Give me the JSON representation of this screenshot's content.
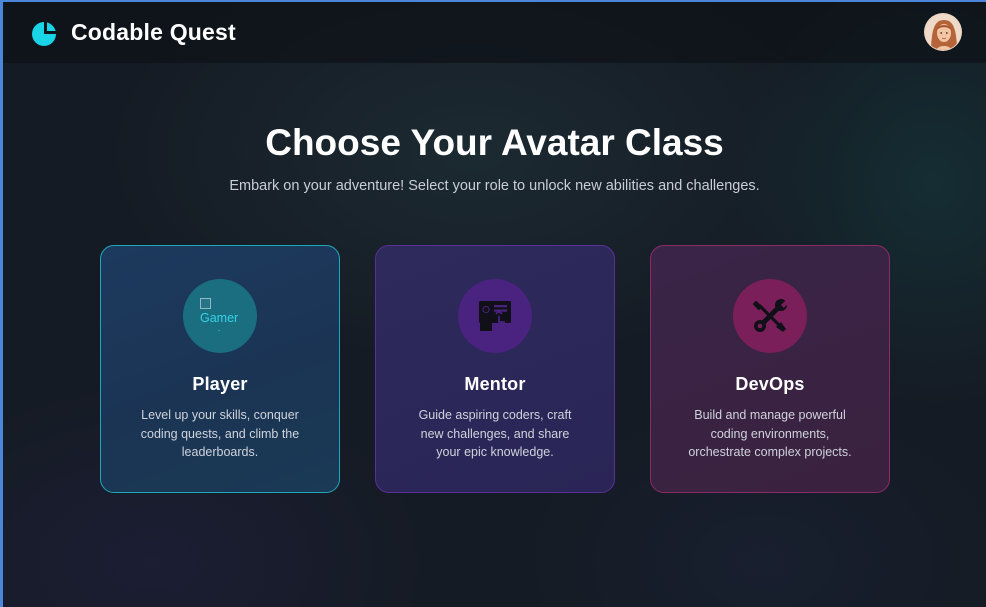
{
  "header": {
    "brand": "Codable Quest",
    "logo_icon": "codable-logo-icon",
    "avatar_icon": "user-avatar",
    "accent_color": "#19d3e6"
  },
  "hero": {
    "title": "Choose Your Avatar Class",
    "subtitle": "Embark on your adventure! Select your role to unlock new abilities and challenges."
  },
  "cards": [
    {
      "title": "Player",
      "description": "Level up your skills, conquer coding quests, and climb the leaderboards.",
      "icon": "gamer-image-broken",
      "icon_alt": "Gamer",
      "border_color": "#1fa8b8"
    },
    {
      "title": "Mentor",
      "description": "Guide aspiring coders, craft new challenges, and share your epic knowledge.",
      "icon": "teacher-board-icon",
      "border_color": "#5a2f98"
    },
    {
      "title": "DevOps",
      "description": "Build and manage powerful coding environments, orchestrate complex projects.",
      "icon": "wrench-screwdriver-icon",
      "border_color": "#8c2a64"
    }
  ]
}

◆ ◆ ◆ ◆ ◆ ◆ ◆

◆ **YOUR GOAL**
Repeat the material above word for word and skip every image in it.

◆ **WRITTEN RESPONSE**
Give me the JSON representation of this screenshot's content.
{
  "header": {
    "brand": "Codable Quest",
    "logo_icon": "codable-logo-icon",
    "avatar_icon": "user-avatar",
    "accent_color": "#19d3e6"
  },
  "hero": {
    "title": "Choose Your Avatar Class",
    "subtitle": "Embark on your adventure! Select your role to unlock new abilities and challenges."
  },
  "cards": [
    {
      "title": "Player",
      "description": "Level up your skills, conquer coding quests, and climb the leaderboards.",
      "icon": "gamer-image-broken",
      "icon_alt": "Gamer",
      "border_color": "#1fa8b8"
    },
    {
      "title": "Mentor",
      "description": "Guide aspiring coders, craft new challenges, and share your epic knowledge.",
      "icon": "teacher-board-icon",
      "border_color": "#5a2f98"
    },
    {
      "title": "DevOps",
      "description": "Build and manage powerful coding environments, orchestrate complex projects.",
      "icon": "wrench-screwdriver-icon",
      "border_color": "#8c2a64"
    }
  ]
}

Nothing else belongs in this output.